----- AUSZUG

Auch wenn Adorno hier nicht an den theologischen Diskurs gedacht hat, liegt es doch auf der Hand, daß auch eine Selbstzensur des theologischen Diskurses zu erwarten ist im Namen der Vernunft, daß eben alles „Irrationale“ aus ihm auszuschließen sei.Eine der meistverwendeten Vokabeln des heutigen innerkirchlichen Reformdiskurses ist ja die Parole der Zeitgemäßheit,und der Kompatibilität mit den Erkenntnissen der Wissenschaften. Es dürfte wohl geurteilt werden, daß damit das gemeint ist, was dem philosophischen Diskurs der Ausschluß des Irrationalen ist.

Naiv Gesinnte exemplifizieren sich das so: Das „irrationale Mittelalter“ glaubte, daß die Erde eine Scheibe sei, über die die Sonne auf- und unterging, daß Hexen Wesen im Bunde mit dem Teufel seien, aber im Lichte der Aufklärung lichtete sich uns die Welt: Sie ist eine Kugel, die sich um die Sonne dreht und der Teufel ist eine Erfindung von Klerikern, um das unwissende Volk einzuschüchtern und um Frauen bestialisch zu unterdrücken. Aber je lichter, je vernünftiger der Mensch wird, je vernünftiger er so die Welt gestaltet und alles Irrationale aus ihr exkommuniziert, desto humaner wird die Welt als Ganzes und jeder Einzelne in ihr.

----------
----- BEREITGESTELLTE DATEN

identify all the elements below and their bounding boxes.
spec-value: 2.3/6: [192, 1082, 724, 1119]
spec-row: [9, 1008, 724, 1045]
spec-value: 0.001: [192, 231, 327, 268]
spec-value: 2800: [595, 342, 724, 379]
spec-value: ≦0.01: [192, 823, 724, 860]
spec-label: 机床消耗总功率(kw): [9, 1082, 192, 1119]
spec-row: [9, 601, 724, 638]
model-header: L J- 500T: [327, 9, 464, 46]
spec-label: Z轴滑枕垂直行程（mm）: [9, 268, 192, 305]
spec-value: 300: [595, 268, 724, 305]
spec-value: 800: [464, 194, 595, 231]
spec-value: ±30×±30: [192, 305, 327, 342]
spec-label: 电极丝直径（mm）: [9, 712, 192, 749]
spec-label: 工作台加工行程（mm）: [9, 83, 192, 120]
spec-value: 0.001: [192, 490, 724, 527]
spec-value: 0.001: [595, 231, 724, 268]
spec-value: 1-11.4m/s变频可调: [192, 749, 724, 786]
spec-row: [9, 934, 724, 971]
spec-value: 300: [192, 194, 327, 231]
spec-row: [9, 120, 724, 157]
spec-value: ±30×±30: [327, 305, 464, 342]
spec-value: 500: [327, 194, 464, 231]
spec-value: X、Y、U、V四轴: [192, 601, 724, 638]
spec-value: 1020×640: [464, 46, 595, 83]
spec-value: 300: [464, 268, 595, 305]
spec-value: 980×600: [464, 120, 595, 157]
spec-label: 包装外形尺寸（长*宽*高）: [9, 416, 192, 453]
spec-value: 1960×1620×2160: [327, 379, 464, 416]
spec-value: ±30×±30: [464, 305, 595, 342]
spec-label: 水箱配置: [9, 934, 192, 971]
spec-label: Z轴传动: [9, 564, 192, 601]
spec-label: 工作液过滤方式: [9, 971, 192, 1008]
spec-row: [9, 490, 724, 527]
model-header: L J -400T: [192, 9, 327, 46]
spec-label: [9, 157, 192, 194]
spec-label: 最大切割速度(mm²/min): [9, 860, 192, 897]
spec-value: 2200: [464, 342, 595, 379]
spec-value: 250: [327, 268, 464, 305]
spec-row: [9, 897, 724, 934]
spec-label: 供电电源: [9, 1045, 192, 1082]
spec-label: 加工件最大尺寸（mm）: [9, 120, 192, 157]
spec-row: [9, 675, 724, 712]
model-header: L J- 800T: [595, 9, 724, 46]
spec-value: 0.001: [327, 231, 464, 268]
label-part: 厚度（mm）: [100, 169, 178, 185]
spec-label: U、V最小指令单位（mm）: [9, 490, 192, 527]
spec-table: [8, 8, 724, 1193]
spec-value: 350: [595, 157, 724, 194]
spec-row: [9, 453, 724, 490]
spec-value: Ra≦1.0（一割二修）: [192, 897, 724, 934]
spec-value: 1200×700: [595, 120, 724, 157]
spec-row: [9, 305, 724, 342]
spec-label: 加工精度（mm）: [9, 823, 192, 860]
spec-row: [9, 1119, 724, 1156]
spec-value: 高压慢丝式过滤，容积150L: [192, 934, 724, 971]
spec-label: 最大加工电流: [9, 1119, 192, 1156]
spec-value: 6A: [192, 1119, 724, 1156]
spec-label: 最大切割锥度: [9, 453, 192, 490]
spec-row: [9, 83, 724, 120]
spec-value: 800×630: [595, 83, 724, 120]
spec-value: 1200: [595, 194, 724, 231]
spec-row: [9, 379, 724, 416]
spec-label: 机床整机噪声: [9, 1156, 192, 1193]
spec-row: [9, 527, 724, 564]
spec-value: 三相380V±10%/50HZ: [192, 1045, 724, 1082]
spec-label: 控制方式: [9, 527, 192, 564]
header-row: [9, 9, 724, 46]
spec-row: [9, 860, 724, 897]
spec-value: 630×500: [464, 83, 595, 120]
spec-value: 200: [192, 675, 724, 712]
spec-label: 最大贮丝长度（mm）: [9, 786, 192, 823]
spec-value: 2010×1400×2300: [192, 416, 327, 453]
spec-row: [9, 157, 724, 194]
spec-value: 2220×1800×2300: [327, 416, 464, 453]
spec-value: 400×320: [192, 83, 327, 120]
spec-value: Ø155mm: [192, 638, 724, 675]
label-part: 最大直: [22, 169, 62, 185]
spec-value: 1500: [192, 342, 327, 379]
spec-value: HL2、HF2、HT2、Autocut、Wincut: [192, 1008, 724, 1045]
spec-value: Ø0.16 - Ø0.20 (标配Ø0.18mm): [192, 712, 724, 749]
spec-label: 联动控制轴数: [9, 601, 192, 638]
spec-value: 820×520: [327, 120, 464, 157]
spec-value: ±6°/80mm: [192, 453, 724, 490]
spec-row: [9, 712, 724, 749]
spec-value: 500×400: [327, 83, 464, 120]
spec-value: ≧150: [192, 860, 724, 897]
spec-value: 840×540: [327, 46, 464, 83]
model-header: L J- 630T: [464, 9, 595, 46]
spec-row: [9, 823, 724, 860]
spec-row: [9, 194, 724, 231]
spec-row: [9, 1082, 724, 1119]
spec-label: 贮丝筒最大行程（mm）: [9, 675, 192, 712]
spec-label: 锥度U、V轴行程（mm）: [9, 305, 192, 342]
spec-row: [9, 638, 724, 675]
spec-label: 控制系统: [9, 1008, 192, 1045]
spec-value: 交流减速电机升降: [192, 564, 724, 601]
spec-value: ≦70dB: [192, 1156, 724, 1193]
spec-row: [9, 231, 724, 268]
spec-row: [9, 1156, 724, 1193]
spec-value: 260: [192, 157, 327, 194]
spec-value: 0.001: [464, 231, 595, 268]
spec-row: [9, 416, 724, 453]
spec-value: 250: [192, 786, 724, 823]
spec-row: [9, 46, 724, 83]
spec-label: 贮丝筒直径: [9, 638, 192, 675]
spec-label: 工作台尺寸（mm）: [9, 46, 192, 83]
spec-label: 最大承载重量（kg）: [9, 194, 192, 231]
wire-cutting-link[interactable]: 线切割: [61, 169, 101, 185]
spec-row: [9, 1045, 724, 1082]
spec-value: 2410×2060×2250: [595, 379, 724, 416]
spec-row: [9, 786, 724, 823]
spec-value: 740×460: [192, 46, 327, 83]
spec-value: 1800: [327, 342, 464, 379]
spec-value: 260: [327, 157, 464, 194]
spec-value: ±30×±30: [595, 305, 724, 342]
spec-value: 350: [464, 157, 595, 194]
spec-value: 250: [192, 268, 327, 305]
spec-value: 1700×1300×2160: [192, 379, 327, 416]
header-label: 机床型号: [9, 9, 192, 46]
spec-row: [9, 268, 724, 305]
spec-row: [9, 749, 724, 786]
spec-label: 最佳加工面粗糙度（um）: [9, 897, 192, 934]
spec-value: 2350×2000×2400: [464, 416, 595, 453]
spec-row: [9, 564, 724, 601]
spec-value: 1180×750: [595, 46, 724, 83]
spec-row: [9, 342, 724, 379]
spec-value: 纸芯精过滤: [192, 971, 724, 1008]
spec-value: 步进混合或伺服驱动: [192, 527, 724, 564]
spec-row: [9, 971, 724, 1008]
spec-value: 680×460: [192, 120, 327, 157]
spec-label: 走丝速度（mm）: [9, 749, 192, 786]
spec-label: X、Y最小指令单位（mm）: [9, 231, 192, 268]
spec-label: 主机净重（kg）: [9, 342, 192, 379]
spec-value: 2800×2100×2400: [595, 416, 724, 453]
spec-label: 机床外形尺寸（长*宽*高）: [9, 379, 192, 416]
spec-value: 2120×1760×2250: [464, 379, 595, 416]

----------

AUFGABE: Gib aus dem Auszug über den theologischen Diskurs wörtlich den Abschnitt aus, der mit den Worten „Naiv Gesinnte exemplifizieren“ beginnt und mit „Einzelne in ihr.“ endet.

LÖSUNG:
Naiv Gesinnte exemplifizieren sich das so: Das „irrationale Mittelalter“ glaubte, daß die Erde eine Scheibe sei, über die die Sonne auf- und unterging, daß Hexen Wesen im Bunde mit dem Teufel seien, aber im Lichte der Aufklärung lichtete sich uns die Welt: Sie ist eine Kugel, die sich um die Sonne dreht und der Teufel ist eine Erfindung von Klerikern, um das unwissende Volk einzuschüchtern und um Frauen bestialisch zu unterdrücken. Aber je lichter, je vernünftiger der Mensch wird, je vernünftiger er so die Welt gestaltet und alles Irrationale aus ihr exkommuniziert, desto humaner wird die Welt als Ganzes und jeder Einzelne in ihr.